● **DIRECTIONS FOR THIS TASK**
Write the material out again exactly as it stands.

● **SOURCE DATA**
────────────────

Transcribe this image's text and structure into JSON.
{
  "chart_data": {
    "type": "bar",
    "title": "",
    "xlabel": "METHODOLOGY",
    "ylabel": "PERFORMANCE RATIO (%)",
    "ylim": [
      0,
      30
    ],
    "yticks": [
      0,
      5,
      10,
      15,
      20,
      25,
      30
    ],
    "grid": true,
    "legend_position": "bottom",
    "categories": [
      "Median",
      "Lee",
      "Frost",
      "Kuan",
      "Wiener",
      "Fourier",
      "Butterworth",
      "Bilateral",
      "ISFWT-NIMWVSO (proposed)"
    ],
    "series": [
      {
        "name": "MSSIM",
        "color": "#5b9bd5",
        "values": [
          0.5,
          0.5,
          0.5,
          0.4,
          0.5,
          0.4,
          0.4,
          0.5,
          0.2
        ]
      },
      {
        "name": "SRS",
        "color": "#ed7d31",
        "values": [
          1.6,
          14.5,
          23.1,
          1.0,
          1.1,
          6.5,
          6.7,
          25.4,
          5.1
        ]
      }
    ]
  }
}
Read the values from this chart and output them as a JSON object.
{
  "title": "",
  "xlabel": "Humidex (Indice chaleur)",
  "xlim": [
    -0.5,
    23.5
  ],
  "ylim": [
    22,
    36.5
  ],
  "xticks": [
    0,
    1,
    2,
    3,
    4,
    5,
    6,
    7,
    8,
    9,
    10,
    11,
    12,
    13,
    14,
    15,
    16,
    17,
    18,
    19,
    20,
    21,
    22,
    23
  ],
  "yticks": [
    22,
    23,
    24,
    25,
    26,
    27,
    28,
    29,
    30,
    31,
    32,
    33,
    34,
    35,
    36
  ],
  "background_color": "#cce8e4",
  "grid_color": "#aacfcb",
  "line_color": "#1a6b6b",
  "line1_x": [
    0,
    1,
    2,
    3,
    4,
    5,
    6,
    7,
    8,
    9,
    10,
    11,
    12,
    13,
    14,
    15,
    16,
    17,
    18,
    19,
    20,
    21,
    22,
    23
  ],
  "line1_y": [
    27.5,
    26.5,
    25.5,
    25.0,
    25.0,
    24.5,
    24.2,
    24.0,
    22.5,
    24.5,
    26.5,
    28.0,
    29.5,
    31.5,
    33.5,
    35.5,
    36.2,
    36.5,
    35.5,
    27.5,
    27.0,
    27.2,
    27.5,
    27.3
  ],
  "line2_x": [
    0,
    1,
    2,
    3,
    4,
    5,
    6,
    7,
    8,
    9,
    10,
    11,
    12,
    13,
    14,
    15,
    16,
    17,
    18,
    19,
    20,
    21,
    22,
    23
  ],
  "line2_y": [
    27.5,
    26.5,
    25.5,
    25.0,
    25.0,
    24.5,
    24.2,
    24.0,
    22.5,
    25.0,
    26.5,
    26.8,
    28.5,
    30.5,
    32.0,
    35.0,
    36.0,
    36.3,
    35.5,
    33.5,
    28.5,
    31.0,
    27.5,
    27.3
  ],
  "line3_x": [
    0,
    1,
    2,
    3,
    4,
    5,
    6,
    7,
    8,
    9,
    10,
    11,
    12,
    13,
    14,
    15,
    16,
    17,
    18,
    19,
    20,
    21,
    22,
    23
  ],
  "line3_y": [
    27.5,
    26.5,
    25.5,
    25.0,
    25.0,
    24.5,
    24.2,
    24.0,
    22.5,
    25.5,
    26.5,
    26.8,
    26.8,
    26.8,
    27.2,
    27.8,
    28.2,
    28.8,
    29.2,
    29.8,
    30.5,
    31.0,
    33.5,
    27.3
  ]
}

────────────────

● **SOLUTION**
Transcribe this image's text and structure into JSON.
{
  "chart_data": {
    "type": "bar",
    "title": "",
    "xlabel": "METHODOLOGY",
    "ylabel": "PERFORMANCE RATIO (%)",
    "ylim": [
      0,
      30
    ],
    "yticks": [
      0,
      5,
      10,
      15,
      20,
      25,
      30
    ],
    "grid": true,
    "legend_position": "bottom",
    "categories": [
      "Median",
      "Lee",
      "Frost",
      "Kuan",
      "Wiener",
      "Fourier",
      "Butterworth",
      "Bilateral",
      "ISFWT-NIMWVSO (proposed)"
    ],
    "series": [
      {
        "name": "MSSIM",
        "color": "#5b9bd5",
        "values": [
          0.5,
          0.5,
          0.5,
          0.4,
          0.5,
          0.4,
          0.4,
          0.5,
          0.2
        ]
      },
      {
        "name": "SRS",
        "color": "#ed7d31",
        "values": [
          1.6,
          14.5,
          23.1,
          1.0,
          1.1,
          6.5,
          6.7,
          25.4,
          5.1
        ]
      }
    ]
  }
}
Read the values from this chart and output them as a JSON object.
{
  "title": "",
  "xlabel": "Humidex (Indice chaleur)",
  "xlim": [
    -0.5,
    23.5
  ],
  "ylim": [
    22,
    36.5
  ],
  "xticks": [
    0,
    1,
    2,
    3,
    4,
    5,
    6,
    7,
    8,
    9,
    10,
    11,
    12,
    13,
    14,
    15,
    16,
    17,
    18,
    19,
    20,
    21,
    22,
    23
  ],
  "yticks": [
    22,
    23,
    24,
    25,
    26,
    27,
    28,
    29,
    30,
    31,
    32,
    33,
    34,
    35,
    36
  ],
  "background_color": "#cce8e4",
  "grid_color": "#aacfcb",
  "line_color": "#1a6b6b",
  "line1_x": [
    0,
    1,
    2,
    3,
    4,
    5,
    6,
    7,
    8,
    9,
    10,
    11,
    12,
    13,
    14,
    15,
    16,
    17,
    18,
    19,
    20,
    21,
    22,
    23
  ],
  "line1_y": [
    27.5,
    26.5,
    25.5,
    25.0,
    25.0,
    24.5,
    24.2,
    24.0,
    22.5,
    24.5,
    26.5,
    28.0,
    29.5,
    31.5,
    33.5,
    35.5,
    36.2,
    36.5,
    35.5,
    27.5,
    27.0,
    27.2,
    27.5,
    27.3
  ],
  "line2_x": [
    0,
    1,
    2,
    3,
    4,
    5,
    6,
    7,
    8,
    9,
    10,
    11,
    12,
    13,
    14,
    15,
    16,
    17,
    18,
    19,
    20,
    21,
    22,
    23
  ],
  "line2_y": [
    27.5,
    26.5,
    25.5,
    25.0,
    25.0,
    24.5,
    24.2,
    24.0,
    22.5,
    25.0,
    26.5,
    26.8,
    28.5,
    30.5,
    32.0,
    35.0,
    36.0,
    36.3,
    35.5,
    33.5,
    28.5,
    31.0,
    27.5,
    27.3
  ],
  "line3_x": [
    0,
    1,
    2,
    3,
    4,
    5,
    6,
    7,
    8,
    9,
    10,
    11,
    12,
    13,
    14,
    15,
    16,
    17,
    18,
    19,
    20,
    21,
    22,
    23
  ],
  "line3_y": [
    27.5,
    26.5,
    25.5,
    25.0,
    25.0,
    24.5,
    24.2,
    24.0,
    22.5,
    25.5,
    26.5,
    26.8,
    26.8,
    26.8,
    27.2,
    27.8,
    28.2,
    28.8,
    29.2,
    29.8,
    30.5,
    31.0,
    33.5,
    27.3
  ]
}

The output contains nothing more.